(Data listing)
■ ■ ■ ■ ■ ■ ■

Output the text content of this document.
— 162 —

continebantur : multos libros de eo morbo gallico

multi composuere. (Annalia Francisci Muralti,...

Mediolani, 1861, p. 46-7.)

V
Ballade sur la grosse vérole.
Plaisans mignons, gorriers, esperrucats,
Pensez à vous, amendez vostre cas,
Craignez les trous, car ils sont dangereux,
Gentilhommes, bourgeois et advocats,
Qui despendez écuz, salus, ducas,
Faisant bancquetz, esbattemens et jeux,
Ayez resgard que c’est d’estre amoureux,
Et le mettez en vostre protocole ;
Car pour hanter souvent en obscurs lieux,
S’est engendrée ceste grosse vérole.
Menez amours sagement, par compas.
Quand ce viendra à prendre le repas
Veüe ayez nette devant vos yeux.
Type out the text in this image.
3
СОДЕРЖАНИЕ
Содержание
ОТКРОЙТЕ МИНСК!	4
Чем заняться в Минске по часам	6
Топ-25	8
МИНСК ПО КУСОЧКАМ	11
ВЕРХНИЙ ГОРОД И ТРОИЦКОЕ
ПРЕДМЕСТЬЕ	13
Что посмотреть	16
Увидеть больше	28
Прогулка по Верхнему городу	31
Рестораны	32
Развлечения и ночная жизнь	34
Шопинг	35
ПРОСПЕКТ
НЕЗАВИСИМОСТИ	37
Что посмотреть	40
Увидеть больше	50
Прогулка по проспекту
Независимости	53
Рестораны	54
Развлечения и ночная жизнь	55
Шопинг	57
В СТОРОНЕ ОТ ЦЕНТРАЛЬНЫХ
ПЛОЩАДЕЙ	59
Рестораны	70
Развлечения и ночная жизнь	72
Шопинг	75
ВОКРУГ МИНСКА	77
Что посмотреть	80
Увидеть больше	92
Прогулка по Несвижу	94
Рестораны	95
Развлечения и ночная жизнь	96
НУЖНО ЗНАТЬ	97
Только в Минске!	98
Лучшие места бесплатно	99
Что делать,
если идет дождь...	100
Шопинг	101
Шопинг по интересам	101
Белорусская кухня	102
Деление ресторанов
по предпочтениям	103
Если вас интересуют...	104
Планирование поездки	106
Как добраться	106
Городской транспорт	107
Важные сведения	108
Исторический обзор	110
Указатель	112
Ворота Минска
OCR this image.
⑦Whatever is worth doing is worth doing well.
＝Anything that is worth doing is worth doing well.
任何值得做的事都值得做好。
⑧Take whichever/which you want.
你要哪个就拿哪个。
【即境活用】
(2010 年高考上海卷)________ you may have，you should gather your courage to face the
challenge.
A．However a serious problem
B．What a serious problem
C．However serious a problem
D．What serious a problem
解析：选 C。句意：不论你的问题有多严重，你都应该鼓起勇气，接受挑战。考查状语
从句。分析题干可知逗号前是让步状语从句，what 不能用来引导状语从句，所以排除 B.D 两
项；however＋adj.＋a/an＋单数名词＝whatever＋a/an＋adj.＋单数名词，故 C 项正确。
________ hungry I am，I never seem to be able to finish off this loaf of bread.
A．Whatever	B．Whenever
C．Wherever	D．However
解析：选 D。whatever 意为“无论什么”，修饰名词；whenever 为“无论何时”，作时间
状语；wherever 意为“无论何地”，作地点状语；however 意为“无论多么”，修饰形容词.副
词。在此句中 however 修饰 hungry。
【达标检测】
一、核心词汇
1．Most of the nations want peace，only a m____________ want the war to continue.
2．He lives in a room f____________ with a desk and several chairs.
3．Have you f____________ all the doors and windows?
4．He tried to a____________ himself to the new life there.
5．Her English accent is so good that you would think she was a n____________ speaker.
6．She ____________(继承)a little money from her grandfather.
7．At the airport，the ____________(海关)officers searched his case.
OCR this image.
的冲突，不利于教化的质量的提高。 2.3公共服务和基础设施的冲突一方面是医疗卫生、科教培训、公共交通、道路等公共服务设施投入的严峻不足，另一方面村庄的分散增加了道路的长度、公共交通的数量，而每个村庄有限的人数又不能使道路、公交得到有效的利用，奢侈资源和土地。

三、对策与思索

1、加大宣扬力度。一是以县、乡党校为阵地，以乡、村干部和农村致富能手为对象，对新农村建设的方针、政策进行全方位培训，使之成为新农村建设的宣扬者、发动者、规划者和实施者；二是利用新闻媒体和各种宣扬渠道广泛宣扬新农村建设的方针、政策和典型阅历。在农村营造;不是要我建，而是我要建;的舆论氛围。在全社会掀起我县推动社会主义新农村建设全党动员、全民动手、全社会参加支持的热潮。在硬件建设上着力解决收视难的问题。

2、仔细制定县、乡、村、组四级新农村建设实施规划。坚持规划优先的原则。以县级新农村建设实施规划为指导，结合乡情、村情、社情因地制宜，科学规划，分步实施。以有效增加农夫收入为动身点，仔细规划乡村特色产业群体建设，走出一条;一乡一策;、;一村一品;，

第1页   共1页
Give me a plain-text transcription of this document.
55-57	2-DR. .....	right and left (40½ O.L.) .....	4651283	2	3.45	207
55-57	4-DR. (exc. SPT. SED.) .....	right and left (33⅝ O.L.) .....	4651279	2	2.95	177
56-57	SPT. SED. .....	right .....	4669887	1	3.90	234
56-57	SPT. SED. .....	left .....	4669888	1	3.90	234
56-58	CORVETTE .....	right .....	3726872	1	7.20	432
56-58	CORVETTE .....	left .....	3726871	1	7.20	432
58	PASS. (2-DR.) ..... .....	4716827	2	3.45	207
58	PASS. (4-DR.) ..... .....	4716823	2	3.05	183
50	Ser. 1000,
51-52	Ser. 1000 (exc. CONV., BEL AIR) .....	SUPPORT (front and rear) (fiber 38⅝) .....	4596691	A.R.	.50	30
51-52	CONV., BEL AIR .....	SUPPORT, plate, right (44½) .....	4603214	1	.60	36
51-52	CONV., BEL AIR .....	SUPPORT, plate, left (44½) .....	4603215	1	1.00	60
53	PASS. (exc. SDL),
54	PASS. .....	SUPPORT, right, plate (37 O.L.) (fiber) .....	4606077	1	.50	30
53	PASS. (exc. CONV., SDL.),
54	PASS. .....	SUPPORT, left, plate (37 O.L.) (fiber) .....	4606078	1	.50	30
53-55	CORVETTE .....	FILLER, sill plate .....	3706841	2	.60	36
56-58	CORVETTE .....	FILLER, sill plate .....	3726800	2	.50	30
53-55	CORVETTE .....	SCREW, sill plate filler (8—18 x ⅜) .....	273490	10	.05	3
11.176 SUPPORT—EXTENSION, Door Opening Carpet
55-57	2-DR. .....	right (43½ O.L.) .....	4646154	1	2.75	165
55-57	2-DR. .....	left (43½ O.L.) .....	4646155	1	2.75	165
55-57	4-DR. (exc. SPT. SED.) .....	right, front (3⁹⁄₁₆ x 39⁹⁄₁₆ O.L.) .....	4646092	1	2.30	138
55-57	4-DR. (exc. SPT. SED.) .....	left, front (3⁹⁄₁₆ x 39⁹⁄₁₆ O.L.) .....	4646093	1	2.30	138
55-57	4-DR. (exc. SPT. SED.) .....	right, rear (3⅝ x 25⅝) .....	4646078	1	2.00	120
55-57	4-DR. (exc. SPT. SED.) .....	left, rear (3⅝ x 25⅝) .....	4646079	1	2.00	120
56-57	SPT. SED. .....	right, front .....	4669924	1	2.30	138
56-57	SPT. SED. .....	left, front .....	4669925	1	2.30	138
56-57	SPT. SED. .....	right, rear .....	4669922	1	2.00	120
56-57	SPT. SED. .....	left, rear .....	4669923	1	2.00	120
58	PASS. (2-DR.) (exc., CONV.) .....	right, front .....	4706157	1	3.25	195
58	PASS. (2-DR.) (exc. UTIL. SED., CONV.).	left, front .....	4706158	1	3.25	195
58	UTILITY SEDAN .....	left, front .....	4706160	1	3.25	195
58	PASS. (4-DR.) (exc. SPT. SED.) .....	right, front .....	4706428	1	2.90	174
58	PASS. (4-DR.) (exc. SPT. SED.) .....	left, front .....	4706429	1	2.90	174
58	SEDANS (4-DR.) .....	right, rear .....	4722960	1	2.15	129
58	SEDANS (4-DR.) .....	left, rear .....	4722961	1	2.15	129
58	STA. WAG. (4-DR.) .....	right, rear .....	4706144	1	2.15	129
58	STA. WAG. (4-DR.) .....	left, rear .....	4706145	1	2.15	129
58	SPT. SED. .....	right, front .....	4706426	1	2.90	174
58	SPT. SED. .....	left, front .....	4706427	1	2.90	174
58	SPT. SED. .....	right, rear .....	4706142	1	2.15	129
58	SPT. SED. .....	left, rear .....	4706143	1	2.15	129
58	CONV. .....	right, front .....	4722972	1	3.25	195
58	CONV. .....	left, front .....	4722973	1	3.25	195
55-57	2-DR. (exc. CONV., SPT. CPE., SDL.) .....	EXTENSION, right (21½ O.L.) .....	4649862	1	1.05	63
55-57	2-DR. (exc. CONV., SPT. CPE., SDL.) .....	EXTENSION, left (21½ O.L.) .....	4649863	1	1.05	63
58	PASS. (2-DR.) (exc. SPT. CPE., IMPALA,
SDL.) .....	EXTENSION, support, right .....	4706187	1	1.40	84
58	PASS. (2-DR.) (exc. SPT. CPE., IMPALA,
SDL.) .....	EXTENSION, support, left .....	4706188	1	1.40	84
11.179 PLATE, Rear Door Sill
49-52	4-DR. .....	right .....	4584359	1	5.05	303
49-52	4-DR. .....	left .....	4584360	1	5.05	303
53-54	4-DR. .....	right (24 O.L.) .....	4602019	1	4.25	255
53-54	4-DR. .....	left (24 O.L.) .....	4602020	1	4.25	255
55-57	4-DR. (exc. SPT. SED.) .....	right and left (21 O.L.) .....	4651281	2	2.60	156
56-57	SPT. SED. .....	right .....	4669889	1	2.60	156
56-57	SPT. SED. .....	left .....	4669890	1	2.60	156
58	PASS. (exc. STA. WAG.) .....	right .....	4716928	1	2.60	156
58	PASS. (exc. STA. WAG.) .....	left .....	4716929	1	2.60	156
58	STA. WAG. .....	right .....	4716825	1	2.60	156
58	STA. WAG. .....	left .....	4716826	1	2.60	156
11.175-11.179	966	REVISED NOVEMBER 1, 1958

■ ■ ■ ■ ■ ■ ■

_THE TASK_: Scan the lines above for "serious", then copy every one that has it.

_EXERCISE OUTPUT_:
A．However a serious problem
B．What a serious problem
C．However serious a problem
D．What serious a problem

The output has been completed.